BRIEF: Lines containing the word "smoke" should be extracted in full.

ENTRIES:

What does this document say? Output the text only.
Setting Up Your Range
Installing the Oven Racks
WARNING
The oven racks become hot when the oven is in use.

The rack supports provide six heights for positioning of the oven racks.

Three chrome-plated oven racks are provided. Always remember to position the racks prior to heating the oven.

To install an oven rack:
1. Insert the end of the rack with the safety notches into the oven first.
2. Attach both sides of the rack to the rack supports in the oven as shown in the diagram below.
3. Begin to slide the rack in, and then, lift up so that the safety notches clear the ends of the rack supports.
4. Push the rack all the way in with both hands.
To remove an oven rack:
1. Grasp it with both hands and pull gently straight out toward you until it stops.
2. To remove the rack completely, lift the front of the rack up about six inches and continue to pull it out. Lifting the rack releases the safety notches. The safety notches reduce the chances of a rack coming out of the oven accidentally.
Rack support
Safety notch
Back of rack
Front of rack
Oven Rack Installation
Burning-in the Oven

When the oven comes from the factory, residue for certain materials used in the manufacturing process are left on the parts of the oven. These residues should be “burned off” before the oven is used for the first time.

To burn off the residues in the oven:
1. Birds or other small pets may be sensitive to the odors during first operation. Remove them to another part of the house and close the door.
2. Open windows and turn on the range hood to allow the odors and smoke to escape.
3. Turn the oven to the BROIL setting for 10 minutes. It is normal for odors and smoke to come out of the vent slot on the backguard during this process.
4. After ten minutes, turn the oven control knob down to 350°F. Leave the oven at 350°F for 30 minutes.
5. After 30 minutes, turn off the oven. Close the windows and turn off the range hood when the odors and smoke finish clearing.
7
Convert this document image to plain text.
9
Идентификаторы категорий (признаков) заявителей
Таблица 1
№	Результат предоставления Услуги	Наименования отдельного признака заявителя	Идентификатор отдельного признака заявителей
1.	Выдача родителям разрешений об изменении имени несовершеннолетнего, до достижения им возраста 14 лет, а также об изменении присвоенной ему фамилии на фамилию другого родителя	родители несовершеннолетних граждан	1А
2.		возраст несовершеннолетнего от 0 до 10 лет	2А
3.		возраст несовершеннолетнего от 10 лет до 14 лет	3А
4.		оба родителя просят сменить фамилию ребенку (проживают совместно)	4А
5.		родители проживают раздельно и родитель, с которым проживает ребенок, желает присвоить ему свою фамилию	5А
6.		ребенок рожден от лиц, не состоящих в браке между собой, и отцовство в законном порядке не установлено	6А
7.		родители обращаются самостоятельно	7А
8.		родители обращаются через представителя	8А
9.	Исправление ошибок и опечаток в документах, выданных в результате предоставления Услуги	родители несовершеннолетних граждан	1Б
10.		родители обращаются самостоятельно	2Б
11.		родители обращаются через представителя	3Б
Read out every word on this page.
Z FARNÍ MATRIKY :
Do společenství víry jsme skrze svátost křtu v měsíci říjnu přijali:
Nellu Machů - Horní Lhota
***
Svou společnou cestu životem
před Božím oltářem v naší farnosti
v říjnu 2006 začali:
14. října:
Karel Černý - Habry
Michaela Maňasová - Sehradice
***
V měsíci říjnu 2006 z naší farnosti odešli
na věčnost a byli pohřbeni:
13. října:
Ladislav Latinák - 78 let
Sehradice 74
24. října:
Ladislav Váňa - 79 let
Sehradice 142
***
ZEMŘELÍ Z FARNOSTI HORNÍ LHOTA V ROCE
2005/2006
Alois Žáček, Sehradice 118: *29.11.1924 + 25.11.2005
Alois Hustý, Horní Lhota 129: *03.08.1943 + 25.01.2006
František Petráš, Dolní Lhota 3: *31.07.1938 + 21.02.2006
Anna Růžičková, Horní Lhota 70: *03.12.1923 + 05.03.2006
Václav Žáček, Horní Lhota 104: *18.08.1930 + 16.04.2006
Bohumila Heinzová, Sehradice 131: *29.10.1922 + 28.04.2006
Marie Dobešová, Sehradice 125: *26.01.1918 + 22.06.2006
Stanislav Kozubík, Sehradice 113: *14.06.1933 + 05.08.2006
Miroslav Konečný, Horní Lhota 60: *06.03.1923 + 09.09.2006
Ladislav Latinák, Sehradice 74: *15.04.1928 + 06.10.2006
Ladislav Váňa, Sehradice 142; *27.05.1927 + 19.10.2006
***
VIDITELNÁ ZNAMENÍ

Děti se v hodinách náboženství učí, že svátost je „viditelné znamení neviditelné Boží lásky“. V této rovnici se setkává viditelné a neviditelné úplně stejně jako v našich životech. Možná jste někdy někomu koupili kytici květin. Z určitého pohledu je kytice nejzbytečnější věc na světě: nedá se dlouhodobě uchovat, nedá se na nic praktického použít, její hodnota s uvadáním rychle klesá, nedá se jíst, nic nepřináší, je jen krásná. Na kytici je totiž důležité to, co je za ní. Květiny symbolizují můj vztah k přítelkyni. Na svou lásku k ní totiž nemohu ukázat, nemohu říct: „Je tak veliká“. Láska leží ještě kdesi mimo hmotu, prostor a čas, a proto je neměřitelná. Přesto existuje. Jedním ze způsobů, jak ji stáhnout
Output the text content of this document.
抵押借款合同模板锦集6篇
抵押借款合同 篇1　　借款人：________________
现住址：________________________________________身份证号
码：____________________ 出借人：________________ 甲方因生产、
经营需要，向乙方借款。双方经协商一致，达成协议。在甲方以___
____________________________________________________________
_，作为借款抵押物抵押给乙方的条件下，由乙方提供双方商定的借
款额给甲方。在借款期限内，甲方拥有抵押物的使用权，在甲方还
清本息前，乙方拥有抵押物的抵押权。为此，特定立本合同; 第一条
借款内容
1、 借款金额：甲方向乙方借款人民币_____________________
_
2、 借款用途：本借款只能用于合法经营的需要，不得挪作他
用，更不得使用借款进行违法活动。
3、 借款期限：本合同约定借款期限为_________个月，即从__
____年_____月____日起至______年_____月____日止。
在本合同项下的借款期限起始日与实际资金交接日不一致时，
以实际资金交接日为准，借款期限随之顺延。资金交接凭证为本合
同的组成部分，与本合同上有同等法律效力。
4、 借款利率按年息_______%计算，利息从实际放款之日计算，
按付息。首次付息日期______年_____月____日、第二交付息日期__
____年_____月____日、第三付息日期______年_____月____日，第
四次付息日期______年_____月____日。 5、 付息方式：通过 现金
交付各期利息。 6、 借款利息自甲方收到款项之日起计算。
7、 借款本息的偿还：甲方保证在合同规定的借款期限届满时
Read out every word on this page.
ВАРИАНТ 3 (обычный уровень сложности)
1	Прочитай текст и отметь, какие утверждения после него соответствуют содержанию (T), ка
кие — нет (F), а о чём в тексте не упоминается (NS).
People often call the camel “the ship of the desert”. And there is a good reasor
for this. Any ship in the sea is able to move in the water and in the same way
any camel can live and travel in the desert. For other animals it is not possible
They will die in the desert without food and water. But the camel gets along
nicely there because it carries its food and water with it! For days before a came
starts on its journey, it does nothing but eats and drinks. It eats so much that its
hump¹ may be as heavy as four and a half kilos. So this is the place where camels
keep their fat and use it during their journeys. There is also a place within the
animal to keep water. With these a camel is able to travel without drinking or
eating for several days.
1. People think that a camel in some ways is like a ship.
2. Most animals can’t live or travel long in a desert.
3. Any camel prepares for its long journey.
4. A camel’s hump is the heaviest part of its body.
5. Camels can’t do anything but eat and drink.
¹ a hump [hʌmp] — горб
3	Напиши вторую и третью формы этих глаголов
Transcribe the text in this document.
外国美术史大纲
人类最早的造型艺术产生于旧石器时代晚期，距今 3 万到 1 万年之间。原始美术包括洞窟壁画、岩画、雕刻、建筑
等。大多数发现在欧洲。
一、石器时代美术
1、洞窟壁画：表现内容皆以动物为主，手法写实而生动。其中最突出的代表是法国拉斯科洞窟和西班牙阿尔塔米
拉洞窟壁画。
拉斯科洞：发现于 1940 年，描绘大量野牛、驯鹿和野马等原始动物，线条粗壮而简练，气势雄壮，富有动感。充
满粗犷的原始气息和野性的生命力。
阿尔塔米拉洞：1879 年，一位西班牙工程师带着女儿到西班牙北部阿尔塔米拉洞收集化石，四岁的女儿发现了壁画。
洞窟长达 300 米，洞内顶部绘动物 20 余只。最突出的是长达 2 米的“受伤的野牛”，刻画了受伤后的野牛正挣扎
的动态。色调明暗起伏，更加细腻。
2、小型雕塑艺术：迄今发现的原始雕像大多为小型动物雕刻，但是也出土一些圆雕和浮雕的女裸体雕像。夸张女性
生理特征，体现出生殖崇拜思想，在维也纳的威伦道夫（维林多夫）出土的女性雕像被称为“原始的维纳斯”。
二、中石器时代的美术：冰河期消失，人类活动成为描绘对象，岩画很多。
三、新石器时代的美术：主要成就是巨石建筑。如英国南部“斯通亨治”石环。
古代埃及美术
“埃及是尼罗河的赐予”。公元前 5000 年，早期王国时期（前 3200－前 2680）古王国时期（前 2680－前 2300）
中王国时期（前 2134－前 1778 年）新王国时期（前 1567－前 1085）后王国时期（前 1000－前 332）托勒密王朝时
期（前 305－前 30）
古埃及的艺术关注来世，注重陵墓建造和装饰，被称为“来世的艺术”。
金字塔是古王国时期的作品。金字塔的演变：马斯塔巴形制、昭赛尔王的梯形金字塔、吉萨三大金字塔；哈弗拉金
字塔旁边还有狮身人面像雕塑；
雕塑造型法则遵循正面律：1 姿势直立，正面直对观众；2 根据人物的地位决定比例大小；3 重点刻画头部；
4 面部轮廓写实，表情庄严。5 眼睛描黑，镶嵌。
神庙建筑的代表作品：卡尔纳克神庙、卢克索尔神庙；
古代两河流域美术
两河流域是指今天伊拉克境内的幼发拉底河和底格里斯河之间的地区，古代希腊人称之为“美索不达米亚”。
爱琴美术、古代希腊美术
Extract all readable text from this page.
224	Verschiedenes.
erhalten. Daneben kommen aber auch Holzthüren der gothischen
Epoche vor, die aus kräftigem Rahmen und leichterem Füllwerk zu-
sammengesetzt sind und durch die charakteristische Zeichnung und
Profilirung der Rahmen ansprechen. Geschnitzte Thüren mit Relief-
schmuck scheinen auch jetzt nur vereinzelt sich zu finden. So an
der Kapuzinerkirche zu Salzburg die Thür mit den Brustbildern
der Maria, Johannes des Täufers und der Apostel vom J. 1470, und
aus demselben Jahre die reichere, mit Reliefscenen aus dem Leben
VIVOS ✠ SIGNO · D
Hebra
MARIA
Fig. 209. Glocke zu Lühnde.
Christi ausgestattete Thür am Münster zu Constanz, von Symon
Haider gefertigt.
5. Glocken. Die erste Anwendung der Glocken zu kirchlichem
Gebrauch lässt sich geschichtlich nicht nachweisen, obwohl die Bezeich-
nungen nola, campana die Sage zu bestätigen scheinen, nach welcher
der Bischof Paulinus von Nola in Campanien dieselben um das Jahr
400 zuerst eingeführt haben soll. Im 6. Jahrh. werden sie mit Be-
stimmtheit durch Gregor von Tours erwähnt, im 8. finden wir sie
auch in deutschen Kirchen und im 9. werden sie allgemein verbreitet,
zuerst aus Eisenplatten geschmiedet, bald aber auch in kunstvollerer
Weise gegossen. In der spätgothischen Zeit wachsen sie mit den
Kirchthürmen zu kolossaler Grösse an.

FINISHED EXERCISE:
2. Open windows and turn on the range hood to allow the odors and smoke to escape.
3. Turn the oven to the BROIL setting for 10 minutes. It is normal for odors and smoke to come out of the vent slot on the backguard during this process.
5. After 30 minutes, turn off the oven. Close the windows and turn off the range hood when the odors and smoke finish clearing.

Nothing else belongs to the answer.